**What to produce**
List all lines in the material below that contain "在书声中".

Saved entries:

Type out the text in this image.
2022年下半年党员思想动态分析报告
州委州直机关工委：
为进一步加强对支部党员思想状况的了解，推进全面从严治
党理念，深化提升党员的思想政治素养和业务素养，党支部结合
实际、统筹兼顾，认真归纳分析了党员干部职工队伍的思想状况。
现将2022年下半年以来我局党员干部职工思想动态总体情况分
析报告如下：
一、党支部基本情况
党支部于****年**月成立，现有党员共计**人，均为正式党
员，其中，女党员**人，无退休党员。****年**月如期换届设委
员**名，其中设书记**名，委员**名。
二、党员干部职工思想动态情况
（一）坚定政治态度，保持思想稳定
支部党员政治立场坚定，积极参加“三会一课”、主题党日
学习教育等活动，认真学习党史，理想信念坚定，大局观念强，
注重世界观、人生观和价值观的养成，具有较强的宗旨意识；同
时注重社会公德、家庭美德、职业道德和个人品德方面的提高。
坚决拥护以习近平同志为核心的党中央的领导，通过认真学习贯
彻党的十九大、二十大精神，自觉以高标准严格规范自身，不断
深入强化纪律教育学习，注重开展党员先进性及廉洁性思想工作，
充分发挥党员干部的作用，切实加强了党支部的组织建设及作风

* * *

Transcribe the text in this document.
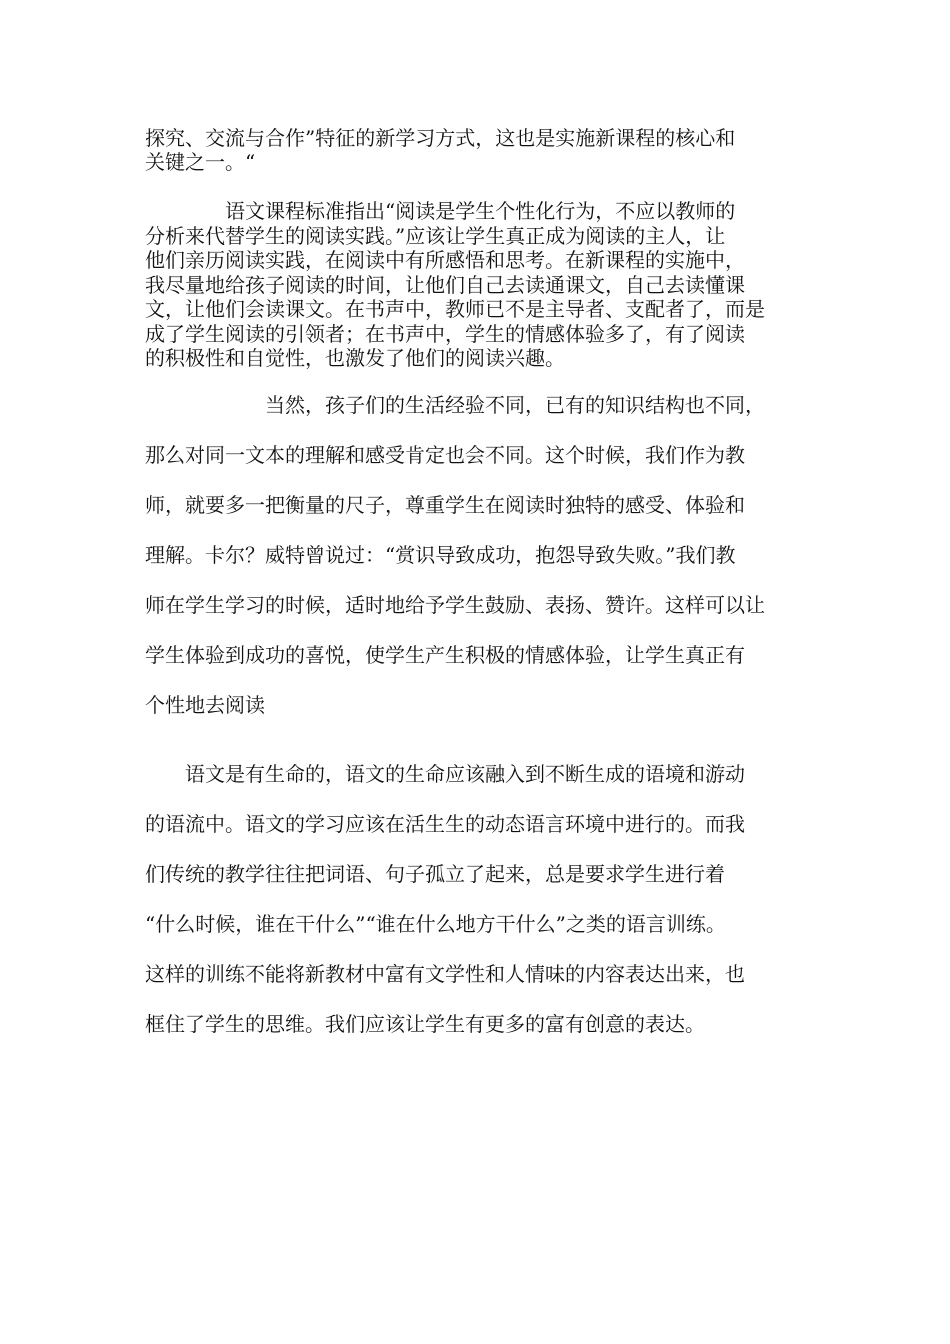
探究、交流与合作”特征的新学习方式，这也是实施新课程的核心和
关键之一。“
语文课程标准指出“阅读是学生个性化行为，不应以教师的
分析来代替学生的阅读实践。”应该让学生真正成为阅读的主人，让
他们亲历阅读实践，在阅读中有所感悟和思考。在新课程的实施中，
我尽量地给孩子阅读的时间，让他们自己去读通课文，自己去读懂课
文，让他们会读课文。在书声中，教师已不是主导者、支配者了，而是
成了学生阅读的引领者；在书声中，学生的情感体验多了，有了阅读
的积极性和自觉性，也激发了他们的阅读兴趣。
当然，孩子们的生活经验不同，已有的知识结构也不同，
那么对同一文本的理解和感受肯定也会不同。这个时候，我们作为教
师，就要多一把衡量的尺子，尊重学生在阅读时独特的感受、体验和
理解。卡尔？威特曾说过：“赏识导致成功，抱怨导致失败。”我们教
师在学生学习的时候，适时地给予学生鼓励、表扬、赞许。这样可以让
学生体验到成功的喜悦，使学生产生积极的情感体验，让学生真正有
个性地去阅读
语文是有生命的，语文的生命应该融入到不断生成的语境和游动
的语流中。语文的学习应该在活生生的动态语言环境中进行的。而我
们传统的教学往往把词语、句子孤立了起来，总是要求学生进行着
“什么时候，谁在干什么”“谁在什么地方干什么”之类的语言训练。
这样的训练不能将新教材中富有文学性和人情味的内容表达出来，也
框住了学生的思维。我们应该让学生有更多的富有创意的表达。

**Answer to the problem**
文，让他们会读课文。在书声中，教师已不是主导者、支配者了，而是
成了学生阅读的引领者；在书声中，学生的情感体验多了，有了阅读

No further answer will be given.